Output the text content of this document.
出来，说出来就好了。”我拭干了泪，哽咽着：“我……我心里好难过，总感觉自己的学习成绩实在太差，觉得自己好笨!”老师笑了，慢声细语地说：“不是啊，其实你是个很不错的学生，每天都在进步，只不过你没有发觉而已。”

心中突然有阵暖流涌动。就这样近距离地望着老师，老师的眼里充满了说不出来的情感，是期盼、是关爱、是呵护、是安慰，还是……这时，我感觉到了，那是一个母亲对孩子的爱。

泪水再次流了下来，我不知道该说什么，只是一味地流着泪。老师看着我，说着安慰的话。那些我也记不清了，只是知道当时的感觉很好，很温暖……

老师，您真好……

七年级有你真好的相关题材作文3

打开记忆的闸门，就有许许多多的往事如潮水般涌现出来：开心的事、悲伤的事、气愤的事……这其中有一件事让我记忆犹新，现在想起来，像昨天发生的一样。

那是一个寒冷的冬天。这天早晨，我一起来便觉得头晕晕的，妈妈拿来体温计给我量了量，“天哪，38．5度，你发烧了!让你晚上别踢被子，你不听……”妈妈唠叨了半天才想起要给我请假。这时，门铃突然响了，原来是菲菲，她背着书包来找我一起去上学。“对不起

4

====

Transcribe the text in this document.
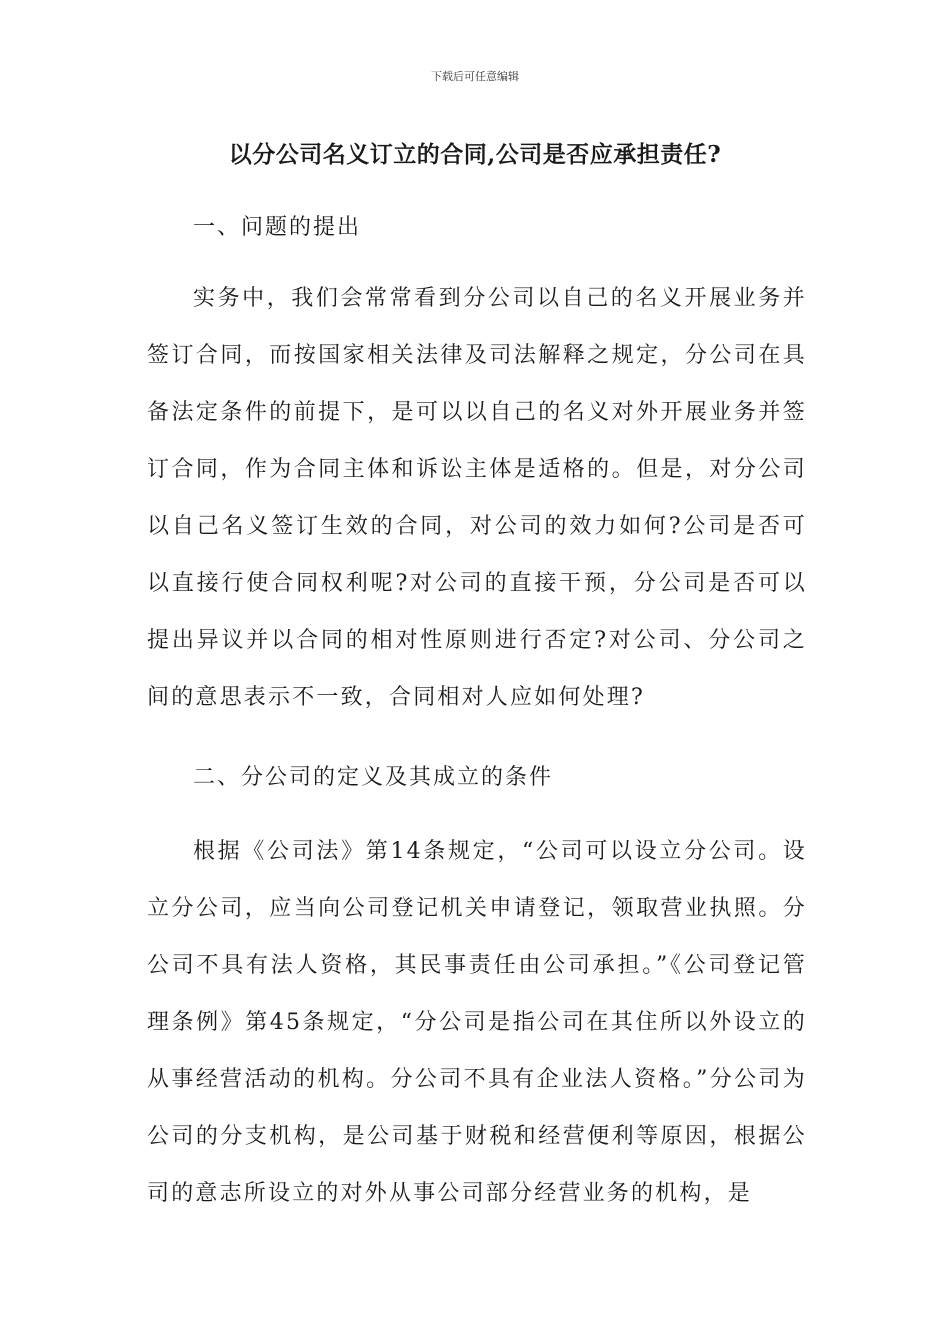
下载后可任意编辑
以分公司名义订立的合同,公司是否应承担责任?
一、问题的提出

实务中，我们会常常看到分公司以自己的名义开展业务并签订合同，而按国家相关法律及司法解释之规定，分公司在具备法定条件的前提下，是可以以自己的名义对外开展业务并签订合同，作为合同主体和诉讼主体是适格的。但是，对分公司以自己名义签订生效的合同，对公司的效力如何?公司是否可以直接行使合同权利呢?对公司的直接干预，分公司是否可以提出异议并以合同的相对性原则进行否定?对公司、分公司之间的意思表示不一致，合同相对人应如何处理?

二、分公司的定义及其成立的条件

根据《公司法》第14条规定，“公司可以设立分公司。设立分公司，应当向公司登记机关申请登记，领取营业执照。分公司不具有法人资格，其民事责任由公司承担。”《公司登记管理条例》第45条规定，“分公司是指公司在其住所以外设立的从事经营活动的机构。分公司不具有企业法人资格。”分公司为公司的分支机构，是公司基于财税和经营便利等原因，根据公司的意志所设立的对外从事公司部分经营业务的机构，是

====

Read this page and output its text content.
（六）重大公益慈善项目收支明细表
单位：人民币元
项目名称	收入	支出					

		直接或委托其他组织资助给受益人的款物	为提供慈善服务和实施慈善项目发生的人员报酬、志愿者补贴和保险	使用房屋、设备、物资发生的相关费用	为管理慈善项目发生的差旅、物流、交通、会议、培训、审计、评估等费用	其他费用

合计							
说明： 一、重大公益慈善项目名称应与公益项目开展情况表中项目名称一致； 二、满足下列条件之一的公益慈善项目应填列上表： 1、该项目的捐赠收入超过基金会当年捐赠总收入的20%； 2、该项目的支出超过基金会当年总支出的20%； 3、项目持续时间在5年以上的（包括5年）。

====

What is required -> Locate all lines in the listing above with the word "content" and copy them.

Exercise answer ->
Output the text content of this document.
Read this page and output its text content.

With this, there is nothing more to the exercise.